• TASK DESCRIPTION: Reproduce the material in full, exactly as written.

========

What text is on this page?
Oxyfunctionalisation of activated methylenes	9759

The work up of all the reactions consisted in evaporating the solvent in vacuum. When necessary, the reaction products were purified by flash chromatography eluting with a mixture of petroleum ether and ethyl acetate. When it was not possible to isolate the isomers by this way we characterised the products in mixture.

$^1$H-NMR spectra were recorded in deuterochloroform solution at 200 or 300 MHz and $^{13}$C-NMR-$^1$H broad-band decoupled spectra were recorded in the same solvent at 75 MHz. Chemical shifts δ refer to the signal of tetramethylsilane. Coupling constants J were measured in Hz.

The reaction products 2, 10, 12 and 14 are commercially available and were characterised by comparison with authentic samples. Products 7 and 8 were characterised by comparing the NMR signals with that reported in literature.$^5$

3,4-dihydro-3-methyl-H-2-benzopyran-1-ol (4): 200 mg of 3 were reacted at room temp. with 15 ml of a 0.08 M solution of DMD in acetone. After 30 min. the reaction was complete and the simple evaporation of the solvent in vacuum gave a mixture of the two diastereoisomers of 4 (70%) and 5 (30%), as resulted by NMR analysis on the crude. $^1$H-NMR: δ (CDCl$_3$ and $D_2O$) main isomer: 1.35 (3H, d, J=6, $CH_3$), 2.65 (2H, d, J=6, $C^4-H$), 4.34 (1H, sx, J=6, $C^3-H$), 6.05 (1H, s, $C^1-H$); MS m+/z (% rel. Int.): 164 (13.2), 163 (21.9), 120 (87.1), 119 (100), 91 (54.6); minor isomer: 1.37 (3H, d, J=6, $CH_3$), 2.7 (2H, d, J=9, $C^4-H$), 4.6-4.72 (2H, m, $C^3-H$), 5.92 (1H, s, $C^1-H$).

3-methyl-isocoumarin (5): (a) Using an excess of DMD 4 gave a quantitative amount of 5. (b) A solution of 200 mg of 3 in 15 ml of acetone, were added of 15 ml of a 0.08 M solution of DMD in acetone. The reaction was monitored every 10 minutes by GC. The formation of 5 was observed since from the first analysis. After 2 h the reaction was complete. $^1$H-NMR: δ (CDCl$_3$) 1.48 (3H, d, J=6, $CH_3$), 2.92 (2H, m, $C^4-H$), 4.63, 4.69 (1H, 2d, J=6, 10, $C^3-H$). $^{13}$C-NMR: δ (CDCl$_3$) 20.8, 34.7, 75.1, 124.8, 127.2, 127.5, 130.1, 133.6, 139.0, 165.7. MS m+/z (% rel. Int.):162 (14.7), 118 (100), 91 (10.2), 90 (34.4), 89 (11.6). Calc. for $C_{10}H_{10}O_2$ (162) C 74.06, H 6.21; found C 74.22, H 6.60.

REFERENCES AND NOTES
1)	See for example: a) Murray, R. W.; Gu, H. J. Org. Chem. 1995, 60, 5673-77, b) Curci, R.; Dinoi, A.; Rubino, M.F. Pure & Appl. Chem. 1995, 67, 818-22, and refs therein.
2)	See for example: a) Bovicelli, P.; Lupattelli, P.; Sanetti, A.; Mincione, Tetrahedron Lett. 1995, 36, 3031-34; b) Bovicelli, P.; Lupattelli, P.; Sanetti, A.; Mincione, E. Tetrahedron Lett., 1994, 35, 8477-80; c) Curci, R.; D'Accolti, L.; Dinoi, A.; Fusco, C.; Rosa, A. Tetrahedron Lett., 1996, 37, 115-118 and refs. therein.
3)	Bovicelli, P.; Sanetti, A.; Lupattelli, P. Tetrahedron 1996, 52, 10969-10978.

========

• SOLUTION TO THE EXERCISE:
What text is on this page?
Oxyfunctionalisation of activated methylenes	9759

The work up of all the reactions consisted in evaporating the solvent in vacuum. When necessary, the reaction products were purified by flash chromatography eluting with a mixture of petroleum ether and ethyl acetate. When it was not possible to isolate the isomers by this way we characterised the products in mixture.

$^1$H-NMR spectra were recorded in deuterochloroform solution at 200 or 300 MHz and $^{13}$C-NMR-$^1$H broad-band decoupled spectra were recorded in the same solvent at 75 MHz. Chemical shifts δ refer to the signal of tetramethylsilane. Coupling constants J were measured in Hz.

The reaction products 2, 10, 12 and 14 are commercially available and were characterised by comparison with authentic samples. Products 7 and 8 were characterised by comparing the NMR signals with that reported in literature.$^5$

3,4-dihydro-3-methyl-H-2-benzopyran-1-ol (4): 200 mg of 3 were reacted at room temp. with 15 ml of a 0.08 M solution of DMD in acetone. After 30 min. the reaction was complete and the simple evaporation of the solvent in vacuum gave a mixture of the two diastereoisomers of 4 (70%) and 5 (30%), as resulted by NMR analysis on the crude. $^1$H-NMR: δ (CDCl$_3$ and $D_2O$) main isomer: 1.35 (3H, d, J=6, $CH_3$), 2.65 (2H, d, J=6, $C^4-H$), 4.34 (1H, sx, J=6, $C^3-H$), 6.05 (1H, s, $C^1-H$); MS m+/z (% rel. Int.): 164 (13.2), 163 (21.9), 120 (87.1), 119 (100), 91 (54.6); minor isomer: 1.37 (3H, d, J=6, $CH_3$), 2.7 (2H, d, J=9, $C^4-H$), 4.6-4.72 (2H, m, $C^3-H$), 5.92 (1H, s, $C^1-H$).

3-methyl-isocoumarin (5): (a) Using an excess of DMD 4 gave a quantitative amount of 5. (b) A solution of 200 mg of 3 in 15 ml of acetone, were added of 15 ml of a 0.08 M solution of DMD in acetone. The reaction was monitored every 10 minutes by GC. The formation of 5 was observed since from the first analysis. After 2 h the reaction was complete. $^1$H-NMR: δ (CDCl$_3$) 1.48 (3H, d, J=6, $CH_3$), 2.92 (2H, m, $C^4-H$), 4.63, 4.69 (1H, 2d, J=6, 10, $C^3-H$). $^{13}$C-NMR: δ (CDCl$_3$) 20.8, 34.7, 75.1, 124.8, 127.2, 127.5, 130.1, 133.6, 139.0, 165.7. MS m+/z (% rel. Int.):162 (14.7), 118 (100), 91 (10.2), 90 (34.4), 89 (11.6). Calc. for $C_{10}H_{10}O_2$ (162) C 74.06, H 6.21; found C 74.22, H 6.60.

REFERENCES AND NOTES
1)	See for example: a) Murray, R. W.; Gu, H. J. Org. Chem. 1995, 60, 5673-77, b) Curci, R.; Dinoi, A.; Rubino, M.F. Pure & Appl. Chem. 1995, 67, 818-22, and refs therein.
2)	See for example: a) Bovicelli, P.; Lupattelli, P.; Sanetti, A.; Mincione, Tetrahedron Lett. 1995, 36, 3031-34; b) Bovicelli, P.; Lupattelli, P.; Sanetti, A.; Mincione, E. Tetrahedron Lett., 1994, 35, 8477-80; c) Curci, R.; D'Accolti, L.; Dinoi, A.; Fusco, C.; Rosa, A. Tetrahedron Lett., 1996, 37, 115-118 and refs. therein.
3)	Bovicelli, P.; Sanetti, A.; Lupattelli, P. Tetrahedron 1996, 52, 10969-10978.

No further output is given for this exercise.